◆ Exercise material:
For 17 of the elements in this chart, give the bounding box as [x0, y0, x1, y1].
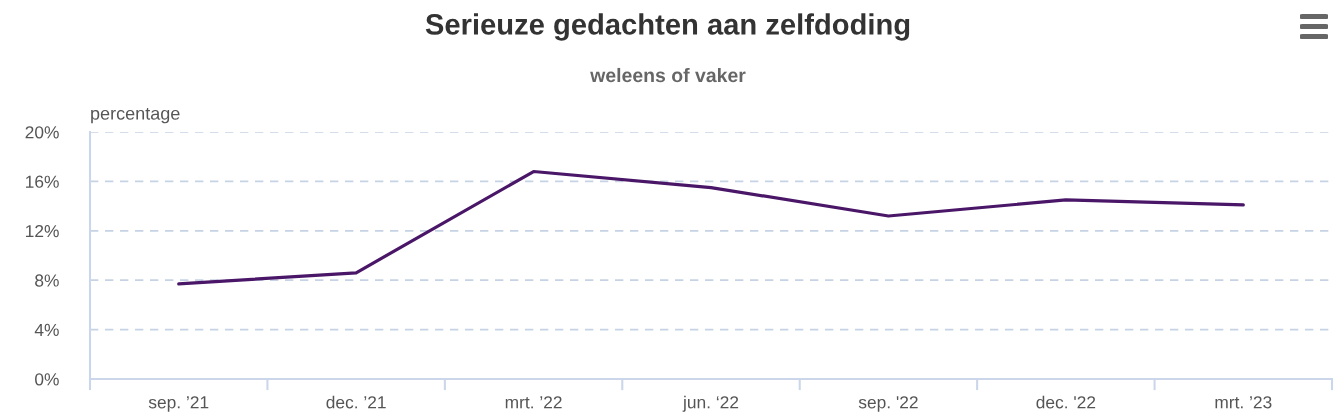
y-axis-title: percentage	[91, 107, 180, 124]
y-tick-label: 4%	[34, 323, 59, 336]
x-tick-label: jun. ‘22	[682, 395, 739, 412]
x-tick-label: mrt. ’22	[505, 396, 562, 409]
y-tick-label: 12%	[26, 224, 59, 238]
y-tick-label: 8%	[35, 274, 59, 287]
chart-title: Serieuze gedachten aan zelfdoding	[425, 13, 910, 41]
line-series	[177, 169, 1245, 286]
x-tick-label: sep. ’21	[148, 396, 209, 412]
y-tick-label: 16%	[26, 175, 59, 188]
y-tick-label: 20%	[25, 126, 59, 139]
x-tick-label: dec. '22	[1036, 395, 1096, 409]
x-tick-label: dec. ’21	[326, 395, 386, 409]
x-tick-label: sep. '22	[858, 396, 918, 412]
chart-subtitle: weleens of vaker	[590, 67, 746, 83]
y-tick-label: 0%	[35, 373, 59, 386]
x-tick-label: mrt. ’23	[1215, 396, 1272, 409]
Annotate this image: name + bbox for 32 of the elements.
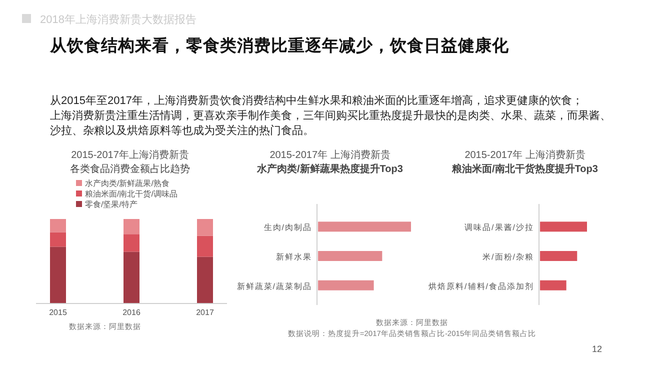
x-tick-label: 2016 [122,308,141,317]
x-tick-label: 2015 [49,308,68,317]
bar [124,252,140,303]
y-tick-label: 调味品/果酱/沙拉 [464,223,534,232]
bar [197,256,213,303]
bar [197,236,213,257]
chart-title: 2015-2017年上海消费新贵 [71,149,189,161]
text: 沙拉、杂粮以及烘焙原料等也成为受关注的热门食品。 [50,124,314,137]
chart-subtitle: 水产肉类/新鲜蔬果热度提升Top3 [256,163,404,175]
bar [124,234,140,252]
x-tick-label: 2017 [196,308,214,317]
chart-title: 2015-2017年 上海消费新贵 [270,149,390,161]
chart-title: 2015-2017年 上海消费新贵 [464,149,586,161]
legend-label: 粮油米面/南北干货/调味品 [85,190,178,198]
chart-subtitle: 粮油米面/南北干货热度提升Top3 [451,163,598,175]
bar [50,219,66,232]
text: 12 [592,344,602,354]
y-tick-label: 烘焙原料/辅料/食品添加剂 [428,282,534,291]
y-tick-label: 新鲜水果 [276,252,312,262]
bar [50,246,66,303]
y-tick-label: 新鲜蔬菜/蔬菜制品 [236,282,312,291]
text: 上海消费新贵注重生活情调，更喜欢亲手制作美食，三年间购买比重热度提升最快的是肉类、水果、蔬菜，而果酱、 [50,109,611,122]
text: 从2015年至2017年，上海消费新贵饮食消费结构中生鲜水果和粮油米面的比重逐年增高，追求更健康的饮食； [50,94,583,107]
legend-label: 零食/坚果/特产 [85,200,138,209]
text: 从饮食结构来看，零食类消费比重逐年减少，饮食日益健康化 [49,36,510,55]
bar [197,219,213,236]
bar [50,232,66,247]
legend-label: 水产肉类/新鲜蔬果/熟食 [85,179,170,188]
bar [124,219,140,234]
y-tick-label: 生肉/肉制品 [264,223,312,232]
y-tick-label: 米/面粉/杂粮 [482,252,534,262]
chart-subtitle: 各类食品消费金额占比趋势 [70,163,190,175]
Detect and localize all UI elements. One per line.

◆ Written instruction:
Reproduce all of the items above verbatim, line by line, and omit the picture markers from your reproduction.

◆ Expected output:
For 17 of the elements in this chart, give the bounding box as [x0, y0, x1, y1].
y-axis-title: percentage	[91, 107, 180, 124]
y-tick-label: 4%	[34, 323, 59, 336]
x-tick-label: jun. ‘22	[682, 395, 739, 412]
x-tick-label: mrt. ’22	[505, 396, 562, 409]
y-tick-label: 12%	[26, 224, 59, 238]
y-tick-label: 8%	[35, 274, 59, 287]
chart-title: Serieuze gedachten aan zelfdoding	[425, 13, 910, 41]
line-series	[177, 169, 1245, 286]
x-tick-label: sep. ’21	[148, 396, 209, 412]
y-tick-label: 16%	[26, 175, 59, 188]
y-tick-label: 20%	[25, 126, 59, 139]
x-tick-label: dec. '22	[1036, 395, 1096, 409]
x-tick-label: dec. ’21	[326, 395, 386, 409]
x-tick-label: sep. '22	[858, 396, 918, 412]
chart-subtitle: weleens of vaker	[590, 67, 746, 83]
y-tick-label: 0%	[35, 373, 59, 386]
x-tick-label: mrt. ’23	[1215, 396, 1272, 409]
Annotate this image: name + bbox for 32 of the elements.
x-tick-label: 2016 [122,308,141,317]
x-tick-label: 2015 [49,308,68,317]
bar [124,252,140,303]
y-tick-label: 调味品/果酱/沙拉 [464,223,534,232]
bar [197,256,213,303]
bar [197,236,213,257]
chart-title: 2015-2017年上海消费新贵 [71,149,189,161]
text: 沙拉、杂粮以及烘焙原料等也成为受关注的热门食品。 [50,124,314,137]
chart-subtitle: 水产肉类/新鲜蔬果热度提升Top3 [256,163,404,175]
bar [124,234,140,252]
x-tick-label: 2017 [196,308,214,317]
chart-title: 2015-2017年 上海消费新贵 [270,149,390,161]
chart-title: 2015-2017年 上海消费新贵 [464,149,586,161]
legend-label: 粮油米面/南北干货/调味品 [85,190,178,198]
chart-subtitle: 粮油米面/南北干货热度提升Top3 [451,163,598,175]
bar [50,219,66,232]
text: 12 [592,344,602,354]
y-tick-label: 烘焙原料/辅料/食品添加剂 [428,282,534,291]
y-tick-label: 新鲜水果 [276,252,312,262]
bar [50,246,66,303]
y-tick-label: 新鲜蔬菜/蔬菜制品 [236,282,312,291]
text: 上海消费新贵注重生活情调，更喜欢亲手制作美食，三年间购买比重热度提升最快的是肉类、水果、蔬菜，而果酱、 [50,109,611,122]
text: 从2015年至2017年，上海消费新贵饮食消费结构中生鲜水果和粮油米面的比重逐年增高，追求更健康的饮食； [50,94,583,107]
legend-label: 零食/坚果/特产 [85,200,138,209]
text: 从饮食结构来看，零食类消费比重逐年减少，饮食日益健康化 [49,36,510,55]
bar [197,219,213,236]
bar [50,232,66,247]
legend-label: 水产肉类/新鲜蔬果/熟食 [85,179,170,188]
bar [124,219,140,234]
y-tick-label: 生肉/肉制品 [264,223,312,232]
y-tick-label: 米/面粉/杂粮 [482,252,534,262]
chart-subtitle: 各类食品消费金额占比趋势 [70,163,190,175]
Detect and localize all UI elements. One per line.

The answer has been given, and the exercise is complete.